* _TO DO_
Are you able to retype all the records below exactly?

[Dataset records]
▼▼▼
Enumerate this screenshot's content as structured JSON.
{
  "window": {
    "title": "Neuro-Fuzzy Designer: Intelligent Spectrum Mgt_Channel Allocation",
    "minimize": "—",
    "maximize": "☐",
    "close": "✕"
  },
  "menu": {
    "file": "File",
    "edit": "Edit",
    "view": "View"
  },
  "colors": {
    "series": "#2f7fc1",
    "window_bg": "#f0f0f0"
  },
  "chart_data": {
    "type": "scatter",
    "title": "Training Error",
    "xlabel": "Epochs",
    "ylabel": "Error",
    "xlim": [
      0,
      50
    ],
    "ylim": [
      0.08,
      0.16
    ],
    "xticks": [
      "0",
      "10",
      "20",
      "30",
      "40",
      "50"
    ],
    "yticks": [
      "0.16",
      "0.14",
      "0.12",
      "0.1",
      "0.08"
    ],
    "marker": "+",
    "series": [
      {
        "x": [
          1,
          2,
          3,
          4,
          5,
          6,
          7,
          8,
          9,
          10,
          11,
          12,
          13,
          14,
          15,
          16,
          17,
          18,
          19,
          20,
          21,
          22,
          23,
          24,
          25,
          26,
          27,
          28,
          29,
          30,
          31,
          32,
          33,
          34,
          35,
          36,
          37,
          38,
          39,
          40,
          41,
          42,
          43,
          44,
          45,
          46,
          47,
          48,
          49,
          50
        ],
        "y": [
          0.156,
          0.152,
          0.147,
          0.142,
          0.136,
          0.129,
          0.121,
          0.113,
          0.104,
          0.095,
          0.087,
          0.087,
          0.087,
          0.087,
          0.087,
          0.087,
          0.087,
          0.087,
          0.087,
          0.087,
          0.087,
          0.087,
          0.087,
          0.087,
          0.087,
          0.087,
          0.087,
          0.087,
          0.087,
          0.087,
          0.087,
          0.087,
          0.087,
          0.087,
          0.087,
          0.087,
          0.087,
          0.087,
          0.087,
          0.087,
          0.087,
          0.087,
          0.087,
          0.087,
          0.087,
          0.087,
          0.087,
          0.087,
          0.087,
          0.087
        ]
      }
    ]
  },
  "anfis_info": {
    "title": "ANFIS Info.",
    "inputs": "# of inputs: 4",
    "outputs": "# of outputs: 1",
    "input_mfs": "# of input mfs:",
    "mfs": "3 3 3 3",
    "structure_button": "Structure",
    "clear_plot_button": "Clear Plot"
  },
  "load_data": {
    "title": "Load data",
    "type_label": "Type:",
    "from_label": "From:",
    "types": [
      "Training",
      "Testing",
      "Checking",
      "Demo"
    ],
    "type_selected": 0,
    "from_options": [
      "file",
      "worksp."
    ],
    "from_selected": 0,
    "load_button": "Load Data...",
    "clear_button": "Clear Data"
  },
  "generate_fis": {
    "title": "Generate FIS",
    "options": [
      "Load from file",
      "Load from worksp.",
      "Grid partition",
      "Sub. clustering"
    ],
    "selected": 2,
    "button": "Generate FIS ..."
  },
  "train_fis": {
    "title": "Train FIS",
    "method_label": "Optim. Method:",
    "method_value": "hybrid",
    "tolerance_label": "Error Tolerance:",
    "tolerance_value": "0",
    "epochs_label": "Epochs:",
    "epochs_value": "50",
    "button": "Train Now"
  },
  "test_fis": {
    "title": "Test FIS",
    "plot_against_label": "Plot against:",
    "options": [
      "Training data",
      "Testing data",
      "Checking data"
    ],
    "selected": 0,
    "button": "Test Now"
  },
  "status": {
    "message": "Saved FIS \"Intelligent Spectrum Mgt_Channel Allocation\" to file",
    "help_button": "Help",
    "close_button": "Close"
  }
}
▲▲▲
* _PROBLEM SOLUTION_
Enumerate this screenshot's content as structured JSON.
{
  "window": {
    "title": "Neuro-Fuzzy Designer: Intelligent Spectrum Mgt_Channel Allocation",
    "minimize": "—",
    "maximize": "☐",
    "close": "✕"
  },
  "menu": {
    "file": "File",
    "edit": "Edit",
    "view": "View"
  },
  "colors": {
    "series": "#2f7fc1",
    "window_bg": "#f0f0f0"
  },
  "chart_data": {
    "type": "scatter",
    "title": "Training Error",
    "xlabel": "Epochs",
    "ylabel": "Error",
    "xlim": [
      0,
      50
    ],
    "ylim": [
      0.08,
      0.16
    ],
    "xticks": [
      "0",
      "10",
      "20",
      "30",
      "40",
      "50"
    ],
    "yticks": [
      "0.16",
      "0.14",
      "0.12",
      "0.1",
      "0.08"
    ],
    "marker": "+",
    "series": [
      {
        "x": [
          1,
          2,
          3,
          4,
          5,
          6,
          7,
          8,
          9,
          10,
          11,
          12,
          13,
          14,
          15,
          16,
          17,
          18,
          19,
          20,
          21,
          22,
          23,
          24,
          25,
          26,
          27,
          28,
          29,
          30,
          31,
          32,
          33,
          34,
          35,
          36,
          37,
          38,
          39,
          40,
          41,
          42,
          43,
          44,
          45,
          46,
          47,
          48,
          49,
          50
        ],
        "y": [
          0.156,
          0.152,
          0.147,
          0.142,
          0.136,
          0.129,
          0.121,
          0.113,
          0.104,
          0.095,
          0.087,
          0.087,
          0.087,
          0.087,
          0.087,
          0.087,
          0.087,
          0.087,
          0.087,
          0.087,
          0.087,
          0.087,
          0.087,
          0.087,
          0.087,
          0.087,
          0.087,
          0.087,
          0.087,
          0.087,
          0.087,
          0.087,
          0.087,
          0.087,
          0.087,
          0.087,
          0.087,
          0.087,
          0.087,
          0.087,
          0.087,
          0.087,
          0.087,
          0.087,
          0.087,
          0.087,
          0.087,
          0.087,
          0.087,
          0.087
        ]
      }
    ]
  },
  "anfis_info": {
    "title": "ANFIS Info.",
    "inputs": "# of inputs: 4",
    "outputs": "# of outputs: 1",
    "input_mfs": "# of input mfs:",
    "mfs": "3 3 3 3",
    "structure_button": "Structure",
    "clear_plot_button": "Clear Plot"
  },
  "load_data": {
    "title": "Load data",
    "type_label": "Type:",
    "from_label": "From:",
    "types": [
      "Training",
      "Testing",
      "Checking",
      "Demo"
    ],
    "type_selected": 0,
    "from_options": [
      "file",
      "worksp."
    ],
    "from_selected": 0,
    "load_button": "Load Data...",
    "clear_button": "Clear Data"
  },
  "generate_fis": {
    "title": "Generate FIS",
    "options": [
      "Load from file",
      "Load from worksp.",
      "Grid partition",
      "Sub. clustering"
    ],
    "selected": 2,
    "button": "Generate FIS ..."
  },
  "train_fis": {
    "title": "Train FIS",
    "method_label": "Optim. Method:",
    "method_value": "hybrid",
    "tolerance_label": "Error Tolerance:",
    "tolerance_value": "0",
    "epochs_label": "Epochs:",
    "epochs_value": "50",
    "button": "Train Now"
  },
  "test_fis": {
    "title": "Test FIS",
    "plot_against_label": "Plot against:",
    "options": [
      "Training data",
      "Testing data",
      "Checking data"
    ],
    "selected": 0,
    "button": "Test Now"
  },
  "status": {
    "message": "Saved FIS \"Intelligent Spectrum Mgt_Channel Allocation\" to file",
    "help_button": "Help",
    "close_button": "Close"
  }
}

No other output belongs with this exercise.